▸ **Document passage**
━━━━━━━━━━

Exactly. Everybody always talks about turning tech companies into public utilities without really explaining what the utility would be. A public index of the web would be an amazing utility for many of the reasons in this thread and would spur on a ton of new innovation and businesses.
- A cost of membership runs contrary to establishing this group, especially at such a high recurring charge.
- I'm not sure what your software/AWS situation looks like, but 20 million robots.txt files acquired from Common Crawl is something I can analyze on my PC. It doesn't seem to presently justify such high costs.
- Prioritize building a mockup index with an intuitive frontend. This is essential for non-technical people to understand
- Exclusively talk with EU legislators (they are motivated, whereas nothing will happen in the US).
I think the price for membership dues is reasonable and many people agree evidenced by them signing up. I think I might start a petition that is free to sign up on though, thank you for the inspiration!

━━━━━━━━━━

▸ **Supplied entries**

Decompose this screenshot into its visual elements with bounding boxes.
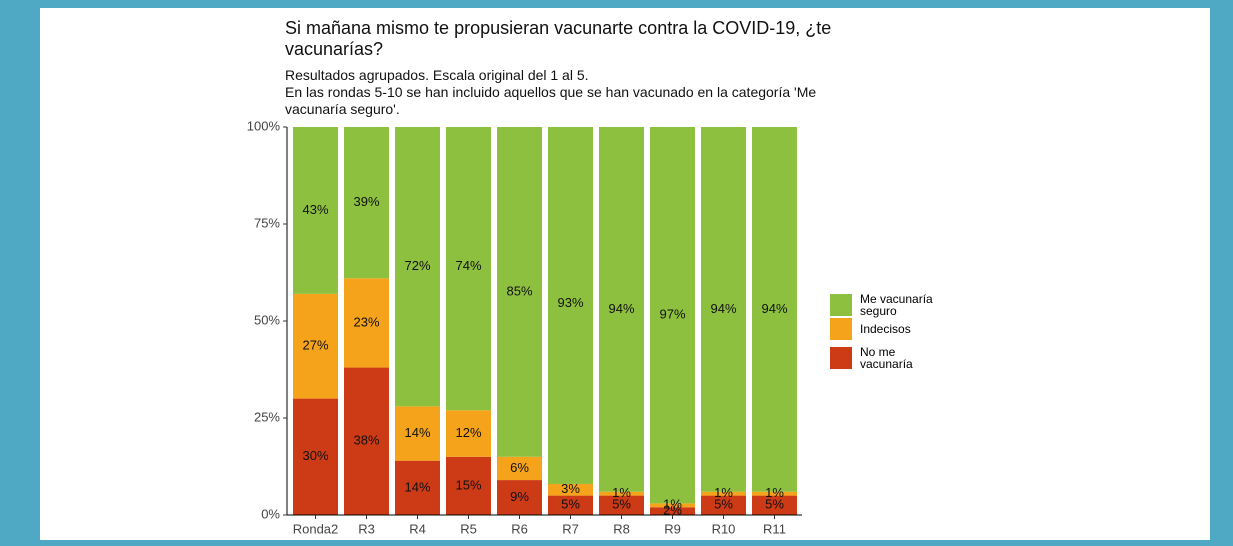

━━━━━━━━━━

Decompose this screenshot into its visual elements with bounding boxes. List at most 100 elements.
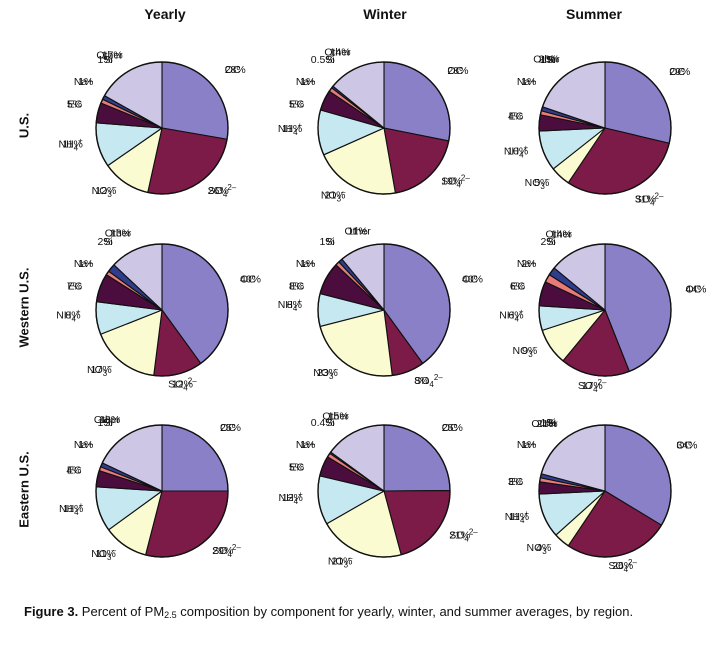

━━━━━━━━━━

▸ **Parts of the exercise**
(1) Answer the following from the public web index thread, marking each answer with its letter:
(a) How many robots.txt files acquired from Common Crawl does the thread say can be analyzed on a PC?
(b) With which legislators does the thread advise talking exclusively?
(c) What does the final reply say it might start that is free to sign up on?
(2) State whether each statement agrees with the public web index thread. Answer yes or no and quote the deciding words.
(a) The thread describes US legislators as motivated to act.
(b) The final reply considers the membership dues reasonable.
(c) The thread advises prioritizing a mockup index with an intuitive frontend.
(3) Pick up the public web index thread after its final sentence and carry it forward in the same voice.

▸ **Response list**
(1)
(a) 20 million
(b) EU legislators
(c) A petition

(2)
(a) No: "they are motivated, whereas nothing will happen in the US"
(b) Yes: "I think the price for membership dues is reasonable"
(c) Yes: "Prioritize building a mockup index with an intuitive frontend."

(3)
It is possible to analyze those files on the pc, it just takes a much longer time. The analysis is an iterative process and so the faster the computers the faster the iterations and process go. I was analyzing them on my pc with python for the first year until it got too slow and my I am using an aws server with some rust and that is going much better. I also need to increase the number of files analyzed by about two orders of magnitude soon as well.
Great idea, very cool. That’s going on the todo list!
And I am going to be reaching out to and speaking with whoever is interested. One of the fun things about this is that it is an international dynamic, with some jurisdictions having abilities that others don’t. For example, the UK CMA has subpoena powers that the US Congress lacks and got a ton of information out of Google and Bing that shocked me. The US has the ability to get the CEO’s to show up to hearings while the UK does not in the same way. Why limit ourselves to one government when there are so many to mix and match from here?
What kind of research is it? Is it just funding you or members can participate? I do Bayesian and non Bayesian data analysis and modeling, would be potentially fun to poke at the data
Right now the research is two parts, analyzing websites robots.txt files for bias and then talking with search engine operators and website operators to get their stories that validate these ideas. Right now I am the main person working on this research but I would like to get the robots.txt parsing and analysis code open sourced soon to allow people to start digging in. Getting people access to the data is trickier, but it feels doable as well. You'd be welcome to join in!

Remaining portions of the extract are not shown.